Task input.
···

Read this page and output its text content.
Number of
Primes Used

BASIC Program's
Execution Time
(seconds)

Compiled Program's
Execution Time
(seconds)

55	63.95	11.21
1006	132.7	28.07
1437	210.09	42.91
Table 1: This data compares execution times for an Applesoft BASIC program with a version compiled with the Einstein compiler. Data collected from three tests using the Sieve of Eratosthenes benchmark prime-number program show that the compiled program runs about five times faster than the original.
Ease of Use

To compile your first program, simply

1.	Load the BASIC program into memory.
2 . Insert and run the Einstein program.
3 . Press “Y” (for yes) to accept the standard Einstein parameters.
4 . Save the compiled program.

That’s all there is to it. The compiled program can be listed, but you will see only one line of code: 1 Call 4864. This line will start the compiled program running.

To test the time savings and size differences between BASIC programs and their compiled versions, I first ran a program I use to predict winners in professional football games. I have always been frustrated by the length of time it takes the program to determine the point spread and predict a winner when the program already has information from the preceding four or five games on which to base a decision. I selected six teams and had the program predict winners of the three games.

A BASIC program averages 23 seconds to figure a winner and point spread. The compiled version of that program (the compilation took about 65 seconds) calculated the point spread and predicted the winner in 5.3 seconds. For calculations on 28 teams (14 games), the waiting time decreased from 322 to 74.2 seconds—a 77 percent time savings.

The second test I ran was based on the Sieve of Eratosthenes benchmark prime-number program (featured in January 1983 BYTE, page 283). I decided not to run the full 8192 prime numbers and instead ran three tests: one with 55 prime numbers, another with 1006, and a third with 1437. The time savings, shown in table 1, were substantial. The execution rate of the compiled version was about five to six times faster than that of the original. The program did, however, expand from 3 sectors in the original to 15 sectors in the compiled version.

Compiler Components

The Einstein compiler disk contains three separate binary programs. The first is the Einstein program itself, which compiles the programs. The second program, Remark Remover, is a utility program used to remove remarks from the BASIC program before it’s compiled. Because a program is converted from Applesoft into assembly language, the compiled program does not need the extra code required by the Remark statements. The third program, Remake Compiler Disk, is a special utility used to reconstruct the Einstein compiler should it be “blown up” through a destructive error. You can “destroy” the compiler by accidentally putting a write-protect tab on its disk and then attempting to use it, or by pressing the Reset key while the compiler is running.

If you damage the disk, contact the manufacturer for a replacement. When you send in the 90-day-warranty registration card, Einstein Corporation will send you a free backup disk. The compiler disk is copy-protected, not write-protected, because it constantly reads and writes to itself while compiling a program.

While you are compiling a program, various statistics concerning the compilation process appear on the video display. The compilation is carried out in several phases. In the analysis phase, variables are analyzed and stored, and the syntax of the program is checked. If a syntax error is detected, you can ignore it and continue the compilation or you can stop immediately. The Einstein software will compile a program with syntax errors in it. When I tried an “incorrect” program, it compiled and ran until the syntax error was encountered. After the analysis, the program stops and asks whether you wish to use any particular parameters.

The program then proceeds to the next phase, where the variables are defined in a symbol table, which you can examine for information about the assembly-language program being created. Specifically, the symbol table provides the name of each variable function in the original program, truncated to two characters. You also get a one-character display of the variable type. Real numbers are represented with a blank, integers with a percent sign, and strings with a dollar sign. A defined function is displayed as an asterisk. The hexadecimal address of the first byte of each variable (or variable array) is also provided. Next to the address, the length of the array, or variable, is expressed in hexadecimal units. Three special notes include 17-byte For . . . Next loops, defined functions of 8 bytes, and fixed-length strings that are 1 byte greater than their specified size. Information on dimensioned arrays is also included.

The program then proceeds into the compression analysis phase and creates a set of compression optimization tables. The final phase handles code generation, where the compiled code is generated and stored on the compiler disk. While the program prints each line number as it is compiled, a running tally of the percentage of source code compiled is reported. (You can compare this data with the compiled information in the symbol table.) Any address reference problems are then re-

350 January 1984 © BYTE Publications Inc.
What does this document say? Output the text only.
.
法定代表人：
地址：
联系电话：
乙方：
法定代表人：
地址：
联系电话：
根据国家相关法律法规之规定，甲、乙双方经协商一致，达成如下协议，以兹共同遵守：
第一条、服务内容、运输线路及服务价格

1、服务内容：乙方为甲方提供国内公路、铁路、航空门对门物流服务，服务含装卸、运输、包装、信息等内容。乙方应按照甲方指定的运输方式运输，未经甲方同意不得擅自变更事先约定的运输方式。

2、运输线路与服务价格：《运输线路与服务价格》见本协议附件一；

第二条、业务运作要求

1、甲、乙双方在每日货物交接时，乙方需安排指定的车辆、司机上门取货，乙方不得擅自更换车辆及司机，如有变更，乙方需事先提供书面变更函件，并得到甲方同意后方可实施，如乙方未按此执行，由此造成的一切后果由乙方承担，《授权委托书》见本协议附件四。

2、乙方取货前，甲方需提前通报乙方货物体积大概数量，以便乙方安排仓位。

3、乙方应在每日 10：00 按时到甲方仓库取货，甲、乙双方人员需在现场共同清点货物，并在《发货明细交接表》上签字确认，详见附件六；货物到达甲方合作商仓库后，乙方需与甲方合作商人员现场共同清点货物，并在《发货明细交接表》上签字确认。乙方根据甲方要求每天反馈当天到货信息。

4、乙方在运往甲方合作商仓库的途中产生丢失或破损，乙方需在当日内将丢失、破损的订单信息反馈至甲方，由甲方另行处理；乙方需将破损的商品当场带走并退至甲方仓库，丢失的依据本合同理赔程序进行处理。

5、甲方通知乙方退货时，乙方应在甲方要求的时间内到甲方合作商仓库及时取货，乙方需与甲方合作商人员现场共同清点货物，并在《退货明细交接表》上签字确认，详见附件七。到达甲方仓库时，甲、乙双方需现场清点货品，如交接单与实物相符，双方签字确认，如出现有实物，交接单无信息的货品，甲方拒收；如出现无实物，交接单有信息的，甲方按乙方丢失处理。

···

Exercise task.
From the records above, pull out each line that has "five".

Task solution.
Table 1: This data compares execution times for an Applesoft BASIC program with a version compiled with the Einstein compiler. Data collected from three tests using the Sieve of Eratosthenes benchmark prime-number program show that the compiled program runs about five times faster than the original.
To test the time savings and size differences between BASIC programs and their compiled versions, I first ran a program I use to predict winners in professional football games. I have always been frustrated by the length of time it takes the program to determine the point spread and predict a winner when the program already has information from the preceding four or five games on which to base a decision. I selected six teams and had the program predict winners of the three games.
The second test I ran was based on the Sieve of Eratosthenes benchmark prime-number program (featured in January 1983 BYTE, page 283). I decided not to run the full 8192 prime numbers and instead ran three tests: one with 55 prime numbers, another with 1006, and a third with 1437. The time savings, shown in table 1, were substantial. The execution rate of the compiled version was about five to six times faster than that of the original. The program did, however, expand from 3 sectors in the original to 15 sectors in the compiled version.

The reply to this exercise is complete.